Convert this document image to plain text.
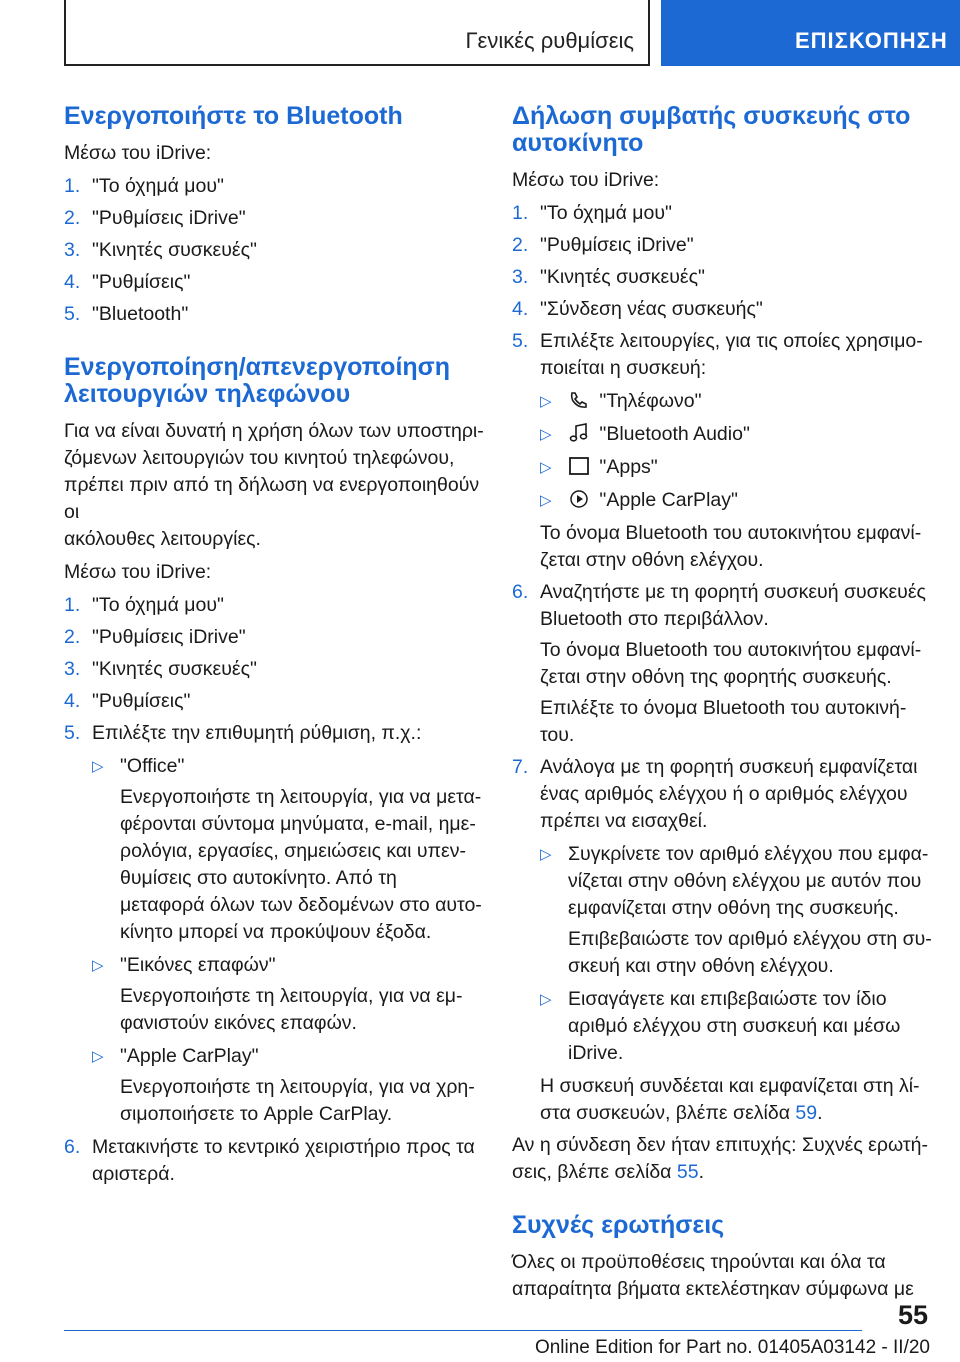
Γενικές ρυθμίσεις	ΕΠΙΣΚΟΠΗΣΗ
Ενεργοποιήστε το Bluetooth

Μέσω του iDrive:

1. "Το όχημά μου"
2. "Ρυθμίσεις iDrive"
3. "Κινητές συσκευές"
4. "Ρυθμίσεις"
5. "Bluetooth"
Ενεργοποίηση/απενεργοποίηση
λειτουργιών τηλεφώνου

Για να είναι δυνατή η χρήση όλων των υποστηρι-
ζόμενων λειτουργιών του κινητού τηλεφώνου,
πρέπει πριν από τη δήλωση να ενεργοποιηθούν οι
ακόλουθες λειτουργίες.

Μέσω του iDrive:

1. "Το όχημά μου"
2. "Ρυθμίσεις iDrive"
3. "Κινητές συσκευές"
4. "Ρυθμίσεις"
5. Επιλέξτε την επιθυμητή ρύθμιση, π.χ.:
▷ "Office"
Ενεργοποιήστε τη λειτουργία, για να μετα-
φέρονται σύντομα μηνύματα, e-mail, ημε-
ρολόγια, εργασίες, σημειώσεις και υπεν-
θυμίσεις στο αυτοκίνητο. Από τη
μεταφορά όλων των δεδομένων στο αυτο-
κίνητο μπορεί να προκύψουν έξοδα.
▷ "Εικόνες επαφών"
Ενεργοποιήστε τη λειτουργία, για να εμ-
φανιστούν εικόνες επαφών.
▷ "Apple CarPlay"
Ενεργοποιήστε τη λειτουργία, για να χρη-
σιμοποιήσετε το Apple CarPlay.
6. Μετακινήστε το κεντρικό χειριστήριο προς τα
αριστερά.
Δήλωση συμβατής συσκευής στο
αυτοκίνητο

Μέσω του iDrive:

1. "Το όχημά μου"
2. "Ρυθμίσεις iDrive"
3. "Κινητές συσκευές"
4. "Σύνδεση νέας συσκευής"
5. Επιλέξτε λειτουργίες, για τις οποίες χρησιμο-
ποιείται η συσκευή:
▷ "Τηλέφωνο"
▷ "Bluetooth Audio"
▷ "Apps"
▷ "Apple CarPlay"
Το όνομα Bluetooth του αυτοκινήτου εμφανί-
ζεται στην οθόνη ελέγχου.
6. Αναζητήστε με τη φορητή συσκευή συσκευές
Bluetooth στο περιβάλλον.
Το όνομα Bluetooth του αυτοκινήτου εμφανί-
ζεται στην οθόνη της φορητής συσκευής.
Επιλέξτε το όνομα Bluetooth του αυτοκινή-
του.
7. Ανάλογα με τη φορητή συσκευή εμφανίζεται
ένας αριθμός ελέγχου ή ο αριθμός ελέγχου
πρέπει να εισαχθεί.
▷ Συγκρίνετε τον αριθμό ελέγχου που εμφα-
νίζεται στην οθόνη ελέγχου με αυτόν που
εμφανίζεται στην οθόνη της συσκευής.
Επιβεβαιώστε τον αριθμό ελέγχου στη συ-
σκευή και στην οθόνη ελέγχου.
▷ Εισαγάγετε και επιβεβαιώστε τον ίδιο
αριθμό ελέγχου στη συσκευή και μέσω
iDrive.
Η συσκευή συνδέεται και εμφανίζεται στη λί-
στα συσκευών, βλέπε σελίδα 59.

Αν η σύνδεση δεν ήταν επιτυχής: Συχνές ερωτή-
σεις, βλέπε σελίδα 55.

Συχνές ερωτήσεις

Όλες οι προϋποθέσεις τηρούνται και όλα τα
απαραίτητα βήματα εκτελέστηκαν σύμφωνα με

55
Online Edition for Part no. 01405A03142 - II/20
· · · · · · ·
• SET PROBLEM: Leave out the pictures and return every record word for word.

• REPLY:
Convert this document image to plain text.
Γενικές ρυθμίσεις	ΕΠΙΣΚΟΠΗΣΗ
Ενεργοποιήστε το Bluetooth

Μέσω του iDrive:

1. "Το όχημά μου"
2. "Ρυθμίσεις iDrive"
3. "Κινητές συσκευές"
4. "Ρυθμίσεις"
5. "Bluetooth"
Ενεργοποίηση/απενεργοποίηση
λειτουργιών τηλεφώνου

Για να είναι δυνατή η χρήση όλων των υποστηρι-
ζόμενων λειτουργιών του κινητού τηλεφώνου,
πρέπει πριν από τη δήλωση να ενεργοποιηθούν οι
ακόλουθες λειτουργίες.

Μέσω του iDrive:

1. "Το όχημά μου"
2. "Ρυθμίσεις iDrive"
3. "Κινητές συσκευές"
4. "Ρυθμίσεις"
5. Επιλέξτε την επιθυμητή ρύθμιση, π.χ.:
▷ "Office"
Ενεργοποιήστε τη λειτουργία, για να μετα-
φέρονται σύντομα μηνύματα, e-mail, ημε-
ρολόγια, εργασίες, σημειώσεις και υπεν-
θυμίσεις στο αυτοκίνητο. Από τη
μεταφορά όλων των δεδομένων στο αυτο-
κίνητο μπορεί να προκύψουν έξοδα.
▷ "Εικόνες επαφών"
Ενεργοποιήστε τη λειτουργία, για να εμ-
φανιστούν εικόνες επαφών.
▷ "Apple CarPlay"
Ενεργοποιήστε τη λειτουργία, για να χρη-
σιμοποιήσετε το Apple CarPlay.
6. Μετακινήστε το κεντρικό χειριστήριο προς τα
αριστερά.
Δήλωση συμβατής συσκευής στο
αυτοκίνητο

Μέσω του iDrive:

1. "Το όχημά μου"
2. "Ρυθμίσεις iDrive"
3. "Κινητές συσκευές"
4. "Σύνδεση νέας συσκευής"
5. Επιλέξτε λειτουργίες, για τις οποίες χρησιμο-
ποιείται η συσκευή:
▷ "Τηλέφωνο"
▷ "Bluetooth Audio"
▷ "Apps"
▷ "Apple CarPlay"
Το όνομα Bluetooth του αυτοκινήτου εμφανί-
ζεται στην οθόνη ελέγχου.
6. Αναζητήστε με τη φορητή συσκευή συσκευές
Bluetooth στο περιβάλλον.
Το όνομα Bluetooth του αυτοκινήτου εμφανί-
ζεται στην οθόνη της φορητής συσκευής.
Επιλέξτε το όνομα Bluetooth του αυτοκινή-
του.
7. Ανάλογα με τη φορητή συσκευή εμφανίζεται
ένας αριθμός ελέγχου ή ο αριθμός ελέγχου
πρέπει να εισαχθεί.
▷ Συγκρίνετε τον αριθμό ελέγχου που εμφα-
νίζεται στην οθόνη ελέγχου με αυτόν που
εμφανίζεται στην οθόνη της συσκευής.
Επιβεβαιώστε τον αριθμό ελέγχου στη συ-
σκευή και στην οθόνη ελέγχου.
▷ Εισαγάγετε και επιβεβαιώστε τον ίδιο
αριθμό ελέγχου στη συσκευή και μέσω
iDrive.
Η συσκευή συνδέεται και εμφανίζεται στη λί-
στα συσκευών, βλέπε σελίδα 59.

Αν η σύνδεση δεν ήταν επιτυχής: Συχνές ερωτή-
σεις, βλέπε σελίδα 55.

Συχνές ερωτήσεις

Όλες οι προϋποθέσεις τηρούνται και όλα τα
απαραίτητα βήματα εκτελέστηκαν σύμφωνα με

55
Online Edition for Part no. 01405A03142 - II/20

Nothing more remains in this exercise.